(Dataset excerpt)
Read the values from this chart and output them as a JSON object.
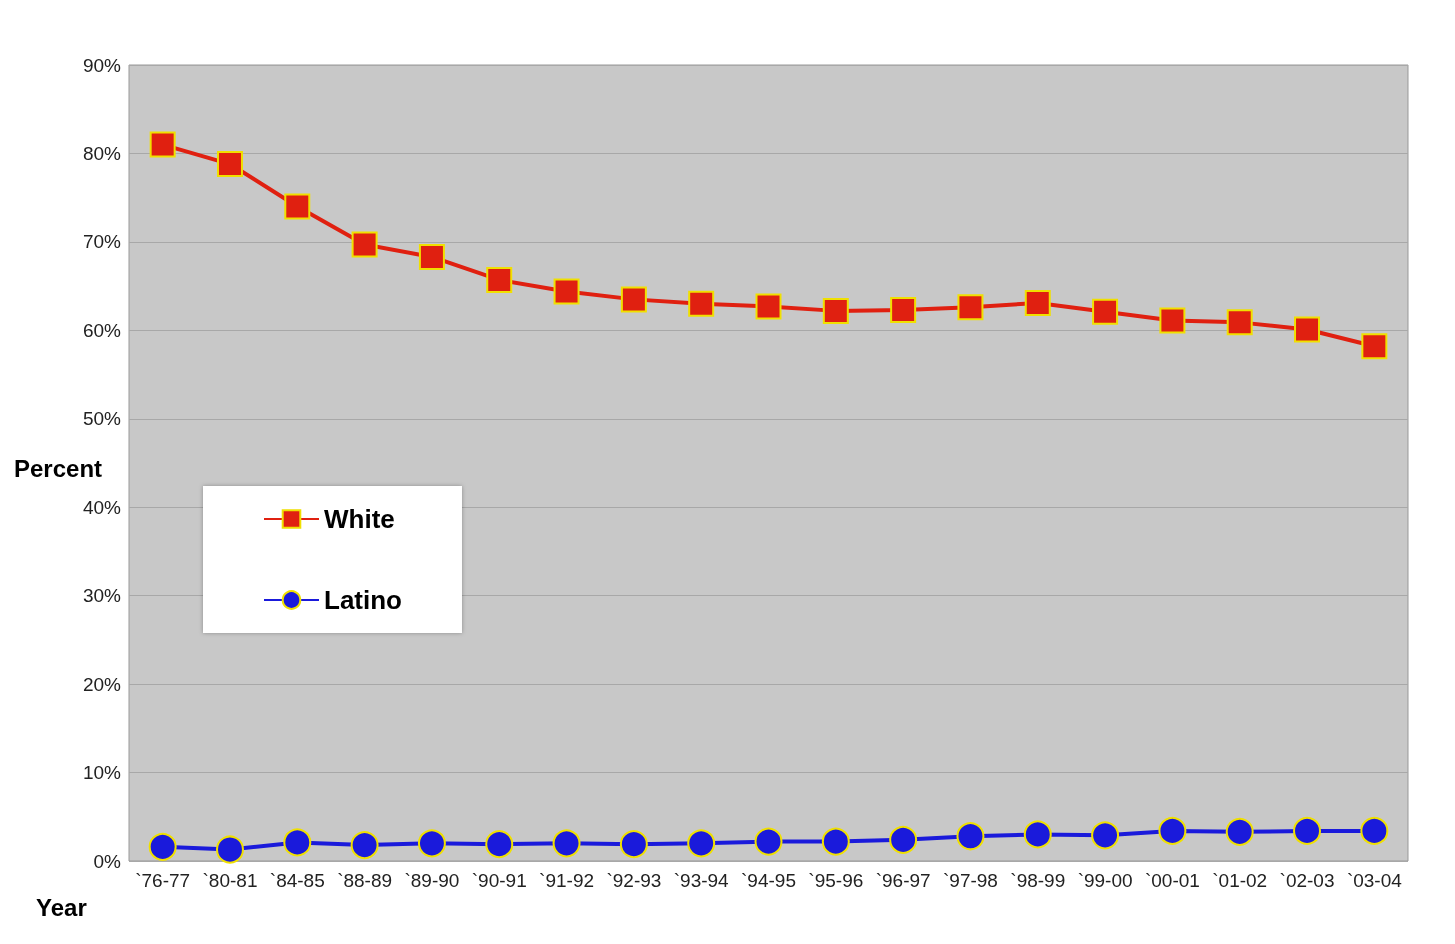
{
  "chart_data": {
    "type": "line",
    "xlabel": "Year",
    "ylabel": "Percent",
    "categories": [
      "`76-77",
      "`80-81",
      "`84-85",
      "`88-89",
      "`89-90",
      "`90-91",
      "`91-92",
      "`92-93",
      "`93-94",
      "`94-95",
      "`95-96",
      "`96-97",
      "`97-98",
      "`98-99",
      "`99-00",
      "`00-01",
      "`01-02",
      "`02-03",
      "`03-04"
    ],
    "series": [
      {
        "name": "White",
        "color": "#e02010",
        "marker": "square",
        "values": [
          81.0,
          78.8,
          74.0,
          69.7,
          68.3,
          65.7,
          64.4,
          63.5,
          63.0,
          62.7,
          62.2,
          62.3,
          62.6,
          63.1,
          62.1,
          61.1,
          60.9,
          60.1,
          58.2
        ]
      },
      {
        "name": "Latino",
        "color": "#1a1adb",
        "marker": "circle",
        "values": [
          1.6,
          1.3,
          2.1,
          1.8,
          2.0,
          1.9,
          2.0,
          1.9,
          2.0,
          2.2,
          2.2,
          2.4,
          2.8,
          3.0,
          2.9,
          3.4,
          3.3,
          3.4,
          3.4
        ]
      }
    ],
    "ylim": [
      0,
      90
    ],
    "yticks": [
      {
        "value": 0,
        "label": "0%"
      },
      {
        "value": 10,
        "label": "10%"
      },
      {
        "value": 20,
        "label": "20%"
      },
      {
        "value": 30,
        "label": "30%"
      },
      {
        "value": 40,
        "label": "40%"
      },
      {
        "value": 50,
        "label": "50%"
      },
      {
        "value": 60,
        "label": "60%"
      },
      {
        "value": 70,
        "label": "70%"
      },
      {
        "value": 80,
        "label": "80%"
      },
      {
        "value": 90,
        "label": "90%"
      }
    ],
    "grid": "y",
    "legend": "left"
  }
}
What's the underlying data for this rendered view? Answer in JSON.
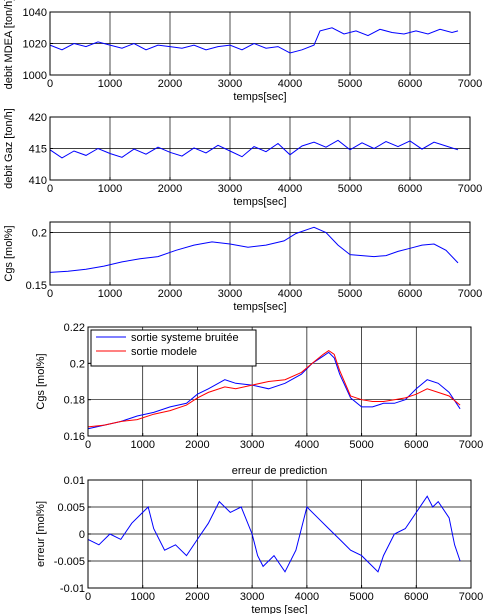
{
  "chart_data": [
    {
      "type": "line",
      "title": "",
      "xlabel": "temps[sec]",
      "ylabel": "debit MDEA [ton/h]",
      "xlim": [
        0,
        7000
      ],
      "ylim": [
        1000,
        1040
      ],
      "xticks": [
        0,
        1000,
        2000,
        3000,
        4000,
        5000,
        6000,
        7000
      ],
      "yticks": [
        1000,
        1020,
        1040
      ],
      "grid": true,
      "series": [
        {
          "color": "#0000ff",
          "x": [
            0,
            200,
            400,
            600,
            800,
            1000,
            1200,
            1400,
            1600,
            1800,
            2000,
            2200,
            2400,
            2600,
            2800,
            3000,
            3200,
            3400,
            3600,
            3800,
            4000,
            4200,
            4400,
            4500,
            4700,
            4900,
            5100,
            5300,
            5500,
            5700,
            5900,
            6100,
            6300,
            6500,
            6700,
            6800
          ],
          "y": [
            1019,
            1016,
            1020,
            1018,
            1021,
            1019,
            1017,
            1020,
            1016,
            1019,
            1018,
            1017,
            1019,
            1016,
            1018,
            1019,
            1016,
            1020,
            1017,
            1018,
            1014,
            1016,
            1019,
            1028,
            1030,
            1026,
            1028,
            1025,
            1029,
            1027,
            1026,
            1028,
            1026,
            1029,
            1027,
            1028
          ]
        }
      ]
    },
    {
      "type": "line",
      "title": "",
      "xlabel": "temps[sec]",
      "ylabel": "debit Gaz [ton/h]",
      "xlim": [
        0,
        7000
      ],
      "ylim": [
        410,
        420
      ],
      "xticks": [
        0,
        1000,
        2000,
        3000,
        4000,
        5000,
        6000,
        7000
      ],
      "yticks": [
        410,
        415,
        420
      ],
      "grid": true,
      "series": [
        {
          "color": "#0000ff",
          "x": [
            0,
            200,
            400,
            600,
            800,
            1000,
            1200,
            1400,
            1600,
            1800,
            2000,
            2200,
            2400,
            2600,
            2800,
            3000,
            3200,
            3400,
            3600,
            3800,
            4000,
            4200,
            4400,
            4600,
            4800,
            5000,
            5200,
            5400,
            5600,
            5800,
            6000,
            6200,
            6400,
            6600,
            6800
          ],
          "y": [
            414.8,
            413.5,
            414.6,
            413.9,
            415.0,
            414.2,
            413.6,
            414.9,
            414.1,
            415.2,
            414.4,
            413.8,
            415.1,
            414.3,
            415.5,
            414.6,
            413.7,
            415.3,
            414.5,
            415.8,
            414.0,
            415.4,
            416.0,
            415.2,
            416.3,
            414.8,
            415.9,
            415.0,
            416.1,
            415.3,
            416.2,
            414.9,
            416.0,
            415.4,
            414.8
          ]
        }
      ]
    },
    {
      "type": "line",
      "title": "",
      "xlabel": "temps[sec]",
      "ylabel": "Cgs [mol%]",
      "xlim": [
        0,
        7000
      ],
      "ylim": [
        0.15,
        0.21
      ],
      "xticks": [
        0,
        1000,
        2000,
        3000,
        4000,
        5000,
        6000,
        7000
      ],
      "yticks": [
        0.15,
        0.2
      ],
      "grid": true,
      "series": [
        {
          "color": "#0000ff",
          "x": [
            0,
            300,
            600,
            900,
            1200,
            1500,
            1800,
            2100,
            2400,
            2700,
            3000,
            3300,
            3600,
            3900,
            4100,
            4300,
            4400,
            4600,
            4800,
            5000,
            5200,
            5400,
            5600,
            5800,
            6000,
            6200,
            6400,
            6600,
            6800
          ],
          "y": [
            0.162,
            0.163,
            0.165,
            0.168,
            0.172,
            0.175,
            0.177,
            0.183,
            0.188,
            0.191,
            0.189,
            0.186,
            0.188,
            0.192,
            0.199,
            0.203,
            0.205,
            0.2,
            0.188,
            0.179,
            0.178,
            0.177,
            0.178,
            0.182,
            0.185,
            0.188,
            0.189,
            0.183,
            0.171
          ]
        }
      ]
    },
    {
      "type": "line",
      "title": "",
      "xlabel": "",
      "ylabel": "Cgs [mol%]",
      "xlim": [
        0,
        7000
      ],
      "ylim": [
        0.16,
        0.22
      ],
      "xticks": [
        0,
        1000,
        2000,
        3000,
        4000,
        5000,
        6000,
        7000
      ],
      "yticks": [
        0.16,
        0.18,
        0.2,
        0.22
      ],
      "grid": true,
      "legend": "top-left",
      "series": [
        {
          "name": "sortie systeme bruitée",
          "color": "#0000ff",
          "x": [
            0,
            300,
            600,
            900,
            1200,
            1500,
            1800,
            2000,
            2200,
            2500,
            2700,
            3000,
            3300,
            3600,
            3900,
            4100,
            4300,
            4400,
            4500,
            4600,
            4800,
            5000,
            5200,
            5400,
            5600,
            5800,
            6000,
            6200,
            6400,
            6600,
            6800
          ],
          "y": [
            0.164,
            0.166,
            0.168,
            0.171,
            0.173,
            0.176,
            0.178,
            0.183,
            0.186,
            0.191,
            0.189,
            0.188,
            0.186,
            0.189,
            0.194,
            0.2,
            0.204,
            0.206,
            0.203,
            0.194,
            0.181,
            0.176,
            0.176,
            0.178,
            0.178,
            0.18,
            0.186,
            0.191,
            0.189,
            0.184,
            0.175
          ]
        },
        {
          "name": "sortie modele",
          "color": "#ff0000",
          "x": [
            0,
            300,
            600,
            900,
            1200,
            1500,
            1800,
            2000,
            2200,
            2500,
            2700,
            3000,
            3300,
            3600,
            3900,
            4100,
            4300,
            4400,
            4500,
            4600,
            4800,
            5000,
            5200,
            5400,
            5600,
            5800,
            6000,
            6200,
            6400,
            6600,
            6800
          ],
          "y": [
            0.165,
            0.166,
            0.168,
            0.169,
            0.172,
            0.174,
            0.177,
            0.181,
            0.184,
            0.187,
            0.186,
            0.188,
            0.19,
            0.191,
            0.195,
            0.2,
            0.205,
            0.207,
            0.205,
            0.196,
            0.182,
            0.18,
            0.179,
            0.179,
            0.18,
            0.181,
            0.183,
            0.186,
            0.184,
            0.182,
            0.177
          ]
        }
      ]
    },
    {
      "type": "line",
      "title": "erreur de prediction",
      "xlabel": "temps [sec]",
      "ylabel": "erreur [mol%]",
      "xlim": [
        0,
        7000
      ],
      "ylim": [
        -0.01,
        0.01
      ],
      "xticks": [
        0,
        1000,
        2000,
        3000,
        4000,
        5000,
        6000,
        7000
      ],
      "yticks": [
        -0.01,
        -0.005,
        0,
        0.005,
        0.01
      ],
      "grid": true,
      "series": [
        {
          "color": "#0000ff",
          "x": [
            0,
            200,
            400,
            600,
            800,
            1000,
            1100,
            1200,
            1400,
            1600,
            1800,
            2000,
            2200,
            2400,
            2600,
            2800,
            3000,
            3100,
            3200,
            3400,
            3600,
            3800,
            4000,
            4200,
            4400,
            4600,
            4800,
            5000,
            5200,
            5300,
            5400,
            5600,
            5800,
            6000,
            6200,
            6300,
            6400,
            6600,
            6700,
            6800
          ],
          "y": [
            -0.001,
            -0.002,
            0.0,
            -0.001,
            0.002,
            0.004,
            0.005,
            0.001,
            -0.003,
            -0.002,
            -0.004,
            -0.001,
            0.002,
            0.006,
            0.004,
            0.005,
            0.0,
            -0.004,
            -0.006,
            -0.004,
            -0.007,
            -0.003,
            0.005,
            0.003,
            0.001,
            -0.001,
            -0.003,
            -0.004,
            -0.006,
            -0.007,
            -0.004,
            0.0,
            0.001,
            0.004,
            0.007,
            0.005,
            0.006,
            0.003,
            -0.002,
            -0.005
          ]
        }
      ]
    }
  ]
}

**What the task asks**. Out of the material above, gather each line where "erreur" appears.

**Answer to the exercise**.
      "title": "erreur de prediction",
      "ylabel": "erreur [mol%]",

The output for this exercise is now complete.